ENTRIES PROVIDED:
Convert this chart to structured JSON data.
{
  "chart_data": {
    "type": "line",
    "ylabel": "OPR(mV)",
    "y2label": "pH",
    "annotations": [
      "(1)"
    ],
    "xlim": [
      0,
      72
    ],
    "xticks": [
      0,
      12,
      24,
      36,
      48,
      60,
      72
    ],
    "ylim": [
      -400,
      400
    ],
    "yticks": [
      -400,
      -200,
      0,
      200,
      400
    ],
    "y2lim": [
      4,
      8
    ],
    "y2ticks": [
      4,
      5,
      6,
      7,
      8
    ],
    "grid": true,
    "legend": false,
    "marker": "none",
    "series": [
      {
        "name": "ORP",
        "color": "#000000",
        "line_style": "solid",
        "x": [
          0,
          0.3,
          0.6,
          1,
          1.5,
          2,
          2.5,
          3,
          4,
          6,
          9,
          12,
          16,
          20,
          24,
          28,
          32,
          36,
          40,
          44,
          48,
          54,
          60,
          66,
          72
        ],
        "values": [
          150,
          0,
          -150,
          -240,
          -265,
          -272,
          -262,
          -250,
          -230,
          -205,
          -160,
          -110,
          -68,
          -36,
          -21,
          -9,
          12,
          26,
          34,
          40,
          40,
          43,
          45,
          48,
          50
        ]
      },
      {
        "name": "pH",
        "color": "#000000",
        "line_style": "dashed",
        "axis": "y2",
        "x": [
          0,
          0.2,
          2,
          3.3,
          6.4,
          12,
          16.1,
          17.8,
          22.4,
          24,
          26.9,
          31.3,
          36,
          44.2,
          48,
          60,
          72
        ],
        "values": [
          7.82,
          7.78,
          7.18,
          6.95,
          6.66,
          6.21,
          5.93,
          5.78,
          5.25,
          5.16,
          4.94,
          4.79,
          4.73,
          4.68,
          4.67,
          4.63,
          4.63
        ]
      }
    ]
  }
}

THE PROBLEM:
Each line above is to be repeated exactly.

WORKED SOLUTION:
Convert this chart to structured JSON data.
{
  "chart_data": {
    "type": "line",
    "ylabel": "OPR(mV)",
    "y2label": "pH",
    "annotations": [
      "(1)"
    ],
    "xlim": [
      0,
      72
    ],
    "xticks": [
      0,
      12,
      24,
      36,
      48,
      60,
      72
    ],
    "ylim": [
      -400,
      400
    ],
    "yticks": [
      -400,
      -200,
      0,
      200,
      400
    ],
    "y2lim": [
      4,
      8
    ],
    "y2ticks": [
      4,
      5,
      6,
      7,
      8
    ],
    "grid": true,
    "legend": false,
    "marker": "none",
    "series": [
      {
        "name": "ORP",
        "color": "#000000",
        "line_style": "solid",
        "x": [
          0,
          0.3,
          0.6,
          1,
          1.5,
          2,
          2.5,
          3,
          4,
          6,
          9,
          12,
          16,
          20,
          24,
          28,
          32,
          36,
          40,
          44,
          48,
          54,
          60,
          66,
          72
        ],
        "values": [
          150,
          0,
          -150,
          -240,
          -265,
          -272,
          -262,
          -250,
          -230,
          -205,
          -160,
          -110,
          -68,
          -36,
          -21,
          -9,
          12,
          26,
          34,
          40,
          40,
          43,
          45,
          48,
          50
        ]
      },
      {
        "name": "pH",
        "color": "#000000",
        "line_style": "dashed",
        "axis": "y2",
        "x": [
          0,
          0.2,
          2,
          3.3,
          6.4,
          12,
          16.1,
          17.8,
          22.4,
          24,
          26.9,
          31.3,
          36,
          44.2,
          48,
          60,
          72
        ],
        "values": [
          7.82,
          7.78,
          7.18,
          6.95,
          6.66,
          6.21,
          5.93,
          5.78,
          5.25,
          5.16,
          4.94,
          4.79,
          4.73,
          4.68,
          4.67,
          4.63,
          4.63
        ]
      }
    ]
  }
}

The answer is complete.